Extracted material
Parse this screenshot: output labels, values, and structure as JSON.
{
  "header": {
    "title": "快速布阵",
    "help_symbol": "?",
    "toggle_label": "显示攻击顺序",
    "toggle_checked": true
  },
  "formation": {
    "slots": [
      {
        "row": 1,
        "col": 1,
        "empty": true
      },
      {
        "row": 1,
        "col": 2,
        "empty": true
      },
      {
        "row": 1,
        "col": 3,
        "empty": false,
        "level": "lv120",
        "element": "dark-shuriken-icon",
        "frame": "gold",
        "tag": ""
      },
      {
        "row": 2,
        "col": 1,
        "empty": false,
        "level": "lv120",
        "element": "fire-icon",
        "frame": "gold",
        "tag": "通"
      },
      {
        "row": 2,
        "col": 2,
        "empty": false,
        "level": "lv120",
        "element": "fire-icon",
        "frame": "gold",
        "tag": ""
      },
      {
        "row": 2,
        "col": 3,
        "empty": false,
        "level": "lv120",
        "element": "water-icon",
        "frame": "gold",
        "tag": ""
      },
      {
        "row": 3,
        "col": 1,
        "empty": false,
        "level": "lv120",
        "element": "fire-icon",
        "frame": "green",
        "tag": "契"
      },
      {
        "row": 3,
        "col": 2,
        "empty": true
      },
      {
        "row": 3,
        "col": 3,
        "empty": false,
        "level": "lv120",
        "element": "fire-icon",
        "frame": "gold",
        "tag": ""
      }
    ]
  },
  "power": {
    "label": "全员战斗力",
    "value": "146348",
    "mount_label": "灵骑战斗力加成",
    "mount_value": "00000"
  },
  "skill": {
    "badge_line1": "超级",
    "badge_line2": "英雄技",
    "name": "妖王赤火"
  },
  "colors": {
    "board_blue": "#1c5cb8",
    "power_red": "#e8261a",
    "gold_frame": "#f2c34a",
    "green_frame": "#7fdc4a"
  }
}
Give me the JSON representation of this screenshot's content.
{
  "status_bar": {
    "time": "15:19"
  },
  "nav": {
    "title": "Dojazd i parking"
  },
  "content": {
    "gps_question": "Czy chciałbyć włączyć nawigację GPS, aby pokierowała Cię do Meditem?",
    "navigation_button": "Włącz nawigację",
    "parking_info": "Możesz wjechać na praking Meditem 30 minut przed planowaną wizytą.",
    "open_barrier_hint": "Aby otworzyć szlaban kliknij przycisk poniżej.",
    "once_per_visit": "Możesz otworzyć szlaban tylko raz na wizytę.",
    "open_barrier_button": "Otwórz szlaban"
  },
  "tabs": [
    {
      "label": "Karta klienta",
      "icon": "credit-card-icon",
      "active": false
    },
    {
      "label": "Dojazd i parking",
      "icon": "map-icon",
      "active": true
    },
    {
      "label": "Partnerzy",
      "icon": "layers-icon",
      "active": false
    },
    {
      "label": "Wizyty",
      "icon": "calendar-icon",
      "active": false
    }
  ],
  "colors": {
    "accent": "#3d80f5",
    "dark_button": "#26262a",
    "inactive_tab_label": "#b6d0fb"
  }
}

Task prompt
Include both ends. Return the line holding "Give me the" and all lines after it in the records above, exactly as written.

Reply to the task
Give me the JSON representation of this screenshot's content.
{
  "status_bar": {
    "time": "15:19"
  },
  "nav": {
    "title": "Dojazd i parking"
  },
  "content": {
    "gps_question": "Czy chciałbyć włączyć nawigację GPS, aby pokierowała Cię do Meditem?",
    "navigation_button": "Włącz nawigację",
    "parking_info": "Możesz wjechać na praking Meditem 30 minut przed planowaną wizytą.",
    "open_barrier_hint": "Aby otworzyć szlaban kliknij przycisk poniżej.",
    "once_per_visit": "Możesz otworzyć szlaban tylko raz na wizytę.",
    "open_barrier_button": "Otwórz szlaban"
  },
  "tabs": [
    {
      "label": "Karta klienta",
      "icon": "credit-card-icon",
      "active": false
    },
    {
      "label": "Dojazd i parking",
      "icon": "map-icon",
      "active": true
    },
    {
      "label": "Partnerzy",
      "icon": "layers-icon",
      "active": false
    },
    {
      "label": "Wizyty",
      "icon": "calendar-icon",
      "active": false
    }
  ],
  "colors": {
    "accent": "#3d80f5",
    "dark_button": "#26262a",
    "inactive_tab_label": "#b6d0fb"
  }
}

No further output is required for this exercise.